A block of data
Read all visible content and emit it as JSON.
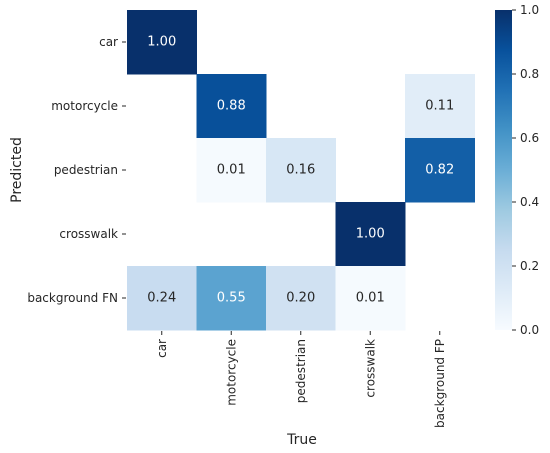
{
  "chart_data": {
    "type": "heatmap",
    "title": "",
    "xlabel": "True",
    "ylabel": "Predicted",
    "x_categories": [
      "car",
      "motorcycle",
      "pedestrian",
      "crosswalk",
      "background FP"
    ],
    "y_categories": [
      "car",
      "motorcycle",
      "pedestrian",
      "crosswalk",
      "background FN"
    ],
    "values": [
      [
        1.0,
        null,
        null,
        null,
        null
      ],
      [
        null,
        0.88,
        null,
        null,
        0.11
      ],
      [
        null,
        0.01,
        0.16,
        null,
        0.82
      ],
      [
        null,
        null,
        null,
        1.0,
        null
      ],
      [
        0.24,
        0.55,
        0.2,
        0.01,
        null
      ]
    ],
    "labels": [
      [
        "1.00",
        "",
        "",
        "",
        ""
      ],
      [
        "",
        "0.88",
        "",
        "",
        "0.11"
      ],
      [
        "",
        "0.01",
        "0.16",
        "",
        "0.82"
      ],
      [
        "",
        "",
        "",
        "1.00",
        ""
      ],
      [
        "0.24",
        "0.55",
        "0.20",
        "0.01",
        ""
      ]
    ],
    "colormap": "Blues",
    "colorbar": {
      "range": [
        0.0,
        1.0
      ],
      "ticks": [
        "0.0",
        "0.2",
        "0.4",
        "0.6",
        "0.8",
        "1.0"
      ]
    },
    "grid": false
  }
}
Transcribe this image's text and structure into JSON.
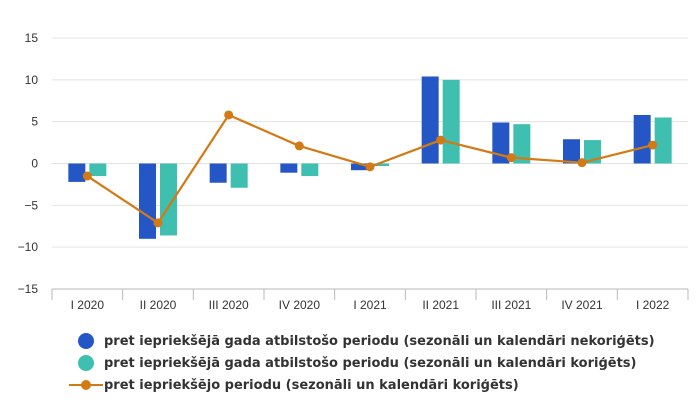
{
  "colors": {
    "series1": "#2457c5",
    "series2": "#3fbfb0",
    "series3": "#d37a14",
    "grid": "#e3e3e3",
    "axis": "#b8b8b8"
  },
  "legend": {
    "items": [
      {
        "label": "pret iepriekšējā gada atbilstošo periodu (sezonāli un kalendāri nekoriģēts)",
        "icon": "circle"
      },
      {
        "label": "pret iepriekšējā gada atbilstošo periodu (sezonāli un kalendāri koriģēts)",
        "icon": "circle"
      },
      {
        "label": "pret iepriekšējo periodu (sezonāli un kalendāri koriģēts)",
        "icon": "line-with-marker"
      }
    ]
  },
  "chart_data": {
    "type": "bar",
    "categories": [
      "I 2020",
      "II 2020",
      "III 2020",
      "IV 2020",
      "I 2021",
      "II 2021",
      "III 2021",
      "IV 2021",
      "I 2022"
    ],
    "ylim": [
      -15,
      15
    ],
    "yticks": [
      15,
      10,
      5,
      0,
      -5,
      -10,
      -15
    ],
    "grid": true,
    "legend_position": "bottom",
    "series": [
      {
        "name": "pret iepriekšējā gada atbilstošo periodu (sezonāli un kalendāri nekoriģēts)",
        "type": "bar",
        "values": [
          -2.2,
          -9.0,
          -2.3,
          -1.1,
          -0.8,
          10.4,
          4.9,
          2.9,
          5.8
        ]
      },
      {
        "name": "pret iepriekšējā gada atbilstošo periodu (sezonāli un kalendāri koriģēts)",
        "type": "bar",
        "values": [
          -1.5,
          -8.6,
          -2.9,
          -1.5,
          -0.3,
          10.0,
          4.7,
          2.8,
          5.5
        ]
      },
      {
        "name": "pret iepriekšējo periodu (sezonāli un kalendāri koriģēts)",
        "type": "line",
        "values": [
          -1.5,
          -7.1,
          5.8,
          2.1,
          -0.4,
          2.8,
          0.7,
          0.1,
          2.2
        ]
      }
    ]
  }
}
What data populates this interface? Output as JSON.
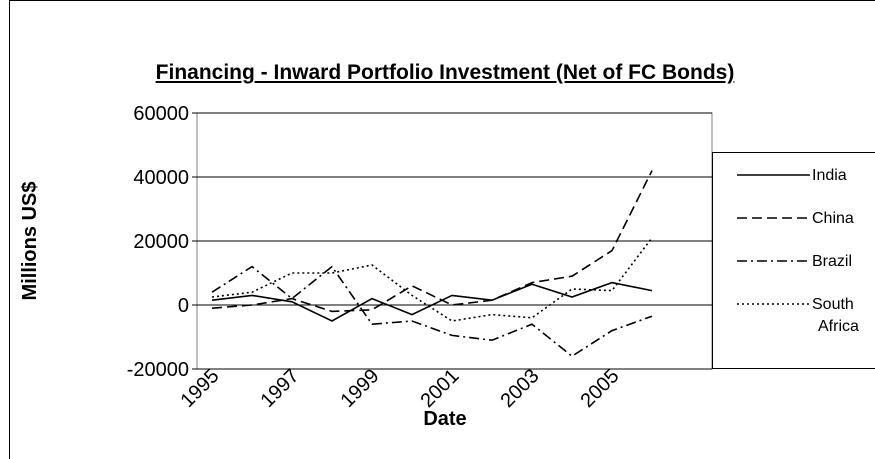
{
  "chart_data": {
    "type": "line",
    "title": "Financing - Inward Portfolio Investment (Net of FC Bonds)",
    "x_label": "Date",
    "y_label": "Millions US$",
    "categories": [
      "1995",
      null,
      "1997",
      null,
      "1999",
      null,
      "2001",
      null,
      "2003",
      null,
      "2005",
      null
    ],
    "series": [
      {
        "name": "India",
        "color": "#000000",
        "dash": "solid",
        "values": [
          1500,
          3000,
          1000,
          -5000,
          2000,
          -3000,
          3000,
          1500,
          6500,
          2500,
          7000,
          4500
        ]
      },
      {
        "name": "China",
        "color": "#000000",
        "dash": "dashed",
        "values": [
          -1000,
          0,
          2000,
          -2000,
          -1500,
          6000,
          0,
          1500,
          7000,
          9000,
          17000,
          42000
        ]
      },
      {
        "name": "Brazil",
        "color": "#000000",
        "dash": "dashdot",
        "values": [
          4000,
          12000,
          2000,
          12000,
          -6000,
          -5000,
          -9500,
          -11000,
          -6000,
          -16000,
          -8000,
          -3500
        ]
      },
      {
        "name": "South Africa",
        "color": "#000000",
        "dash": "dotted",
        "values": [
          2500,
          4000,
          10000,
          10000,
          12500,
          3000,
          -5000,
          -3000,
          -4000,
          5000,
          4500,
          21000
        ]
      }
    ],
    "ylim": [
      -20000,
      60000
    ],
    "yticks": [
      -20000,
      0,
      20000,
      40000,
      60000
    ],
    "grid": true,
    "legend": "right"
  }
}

* Task to carry out: Retype each record exactly as it stands, but do not include the pictures.

* Answer below:
Read all visible content and emit it as JSON.
{
  "chart_data": {
    "type": "heatmap",
    "title": "",
    "xlabel": "True",
    "ylabel": "Predicted",
    "x_categories": [
      "car",
      "motorcycle",
      "pedestrian",
      "crosswalk",
      "background FP"
    ],
    "y_categories": [
      "car",
      "motorcycle",
      "pedestrian",
      "crosswalk",
      "background FN"
    ],
    "values": [
      [
        1.0,
        null,
        null,
        null,
        null
      ],
      [
        null,
        0.88,
        null,
        null,
        0.11
      ],
      [
        null,
        0.01,
        0.16,
        null,
        0.82
      ],
      [
        null,
        null,
        null,
        1.0,
        null
      ],
      [
        0.24,
        0.55,
        0.2,
        0.01,
        null
      ]
    ],
    "labels": [
      [
        "1.00",
        "",
        "",
        "",
        ""
      ],
      [
        "",
        "0.88",
        "",
        "",
        "0.11"
      ],
      [
        "",
        "0.01",
        "0.16",
        "",
        "0.82"
      ],
      [
        "",
        "",
        "",
        "1.00",
        ""
      ],
      [
        "0.24",
        "0.55",
        "0.20",
        "0.01",
        ""
      ]
    ],
    "colormap": "Blues",
    "colorbar": {
      "range": [
        0.0,
        1.0
      ],
      "ticks": [
        "0.0",
        "0.2",
        "0.4",
        "0.6",
        "0.8",
        "1.0"
      ]
    },
    "grid": false
  }
}
Transcribe this image's text and structure into JSON.
{
  "colors": {
    "series1": "#2457c5",
    "series2": "#3fbfb0",
    "series3": "#d37a14",
    "grid": "#e3e3e3",
    "axis": "#b8b8b8"
  },
  "legend": {
    "items": [
      {
        "label": "pret iepriekšējā gada atbilstošo periodu (sezonāli un kalendāri nekoriģēts)",
        "icon": "circle"
      },
      {
        "label": "pret iepriekšējā gada atbilstošo periodu (sezonāli un kalendāri koriģēts)",
        "icon": "circle"
      },
      {
        "label": "pret iepriekšējo periodu (sezonāli un kalendāri koriģēts)",
        "icon": "line-with-marker"
      }
    ]
  },
  "chart_data": {
    "type": "bar",
    "categories": [
      "I 2020",
      "II 2020",
      "III 2020",
      "IV 2020",
      "I 2021",
      "II 2021",
      "III 2021",
      "IV 2021",
      "I 2022"
    ],
    "ylim": [
      -15,
      15
    ],
    "yticks": [
      15,
      10,
      5,
      0,
      -5,
      -10,
      -15
    ],
    "grid": true,
    "legend_position": "bottom",
    "series": [
      {
        "name": "pret iepriekšējā gada atbilstošo periodu (sezonāli un kalendāri nekoriģēts)",
        "type": "bar",
        "values": [
          -2.2,
          -9.0,
          -2.3,
          -1.1,
          -0.8,
          10.4,
          4.9,
          2.9,
          5.8
        ]
      },
      {
        "name": "pret iepriekšējā gada atbilstošo periodu (sezonāli un kalendāri koriģēts)",
        "type": "bar",
        "values": [
          -1.5,
          -8.6,
          -2.9,
          -1.5,
          -0.3,
          10.0,
          4.7,
          2.8,
          5.5
        ]
      },
      {
        "name": "pret iepriekšējo periodu (sezonāli un kalendāri koriģēts)",
        "type": "line",
        "values": [
          -1.5,
          -7.1,
          5.8,
          2.1,
          -0.4,
          2.8,
          0.7,
          0.1,
          2.2
        ]
      }
    ]
  }
}
What data populates this interface? Output as JSON.
{
  "chart_data": {
    "type": "line",
    "title": "Financing - Inward Portfolio Investment (Net of FC Bonds)",
    "x_label": "Date",
    "y_label": "Millions US$",
    "categories": [
      "1995",
      null,
      "1997",
      null,
      "1999",
      null,
      "2001",
      null,
      "2003",
      null,
      "2005",
      null
    ],
    "series": [
      {
        "name": "India",
        "color": "#000000",
        "dash": "solid",
        "values": [
          1500,
          3000,
          1000,
          -5000,
          2000,
          -3000,
          3000,
          1500,
          6500,
          2500,
          7000,
          4500
        ]
      },
      {
        "name": "China",
        "color": "#000000",
        "dash": "dashed",
        "values": [
          -1000,
          0,
          2000,
          -2000,
          -1500,
          6000,
          0,
          1500,
          7000,
          9000,
          17000,
          42000
        ]
      },
      {
        "name": "Brazil",
        "color": "#000000",
        "dash": "dashdot",
        "values": [
          4000,
          12000,
          2000,
          12000,
          -6000,
          -5000,
          -9500,
          -11000,
          -6000,
          -16000,
          -8000,
          -3500
        ]
      },
      {
        "name": "South Africa",
        "color": "#000000",
        "dash": "dotted",
        "values": [
          2500,
          4000,
          10000,
          10000,
          12500,
          3000,
          -5000,
          -3000,
          -4000,
          5000,
          4500,
          21000
        ]
      }
    ],
    "ylim": [
      -20000,
      60000
    ],
    "yticks": [
      -20000,
      0,
      20000,
      40000,
      60000
    ],
    "grid": true,
    "legend": "right"
  }
}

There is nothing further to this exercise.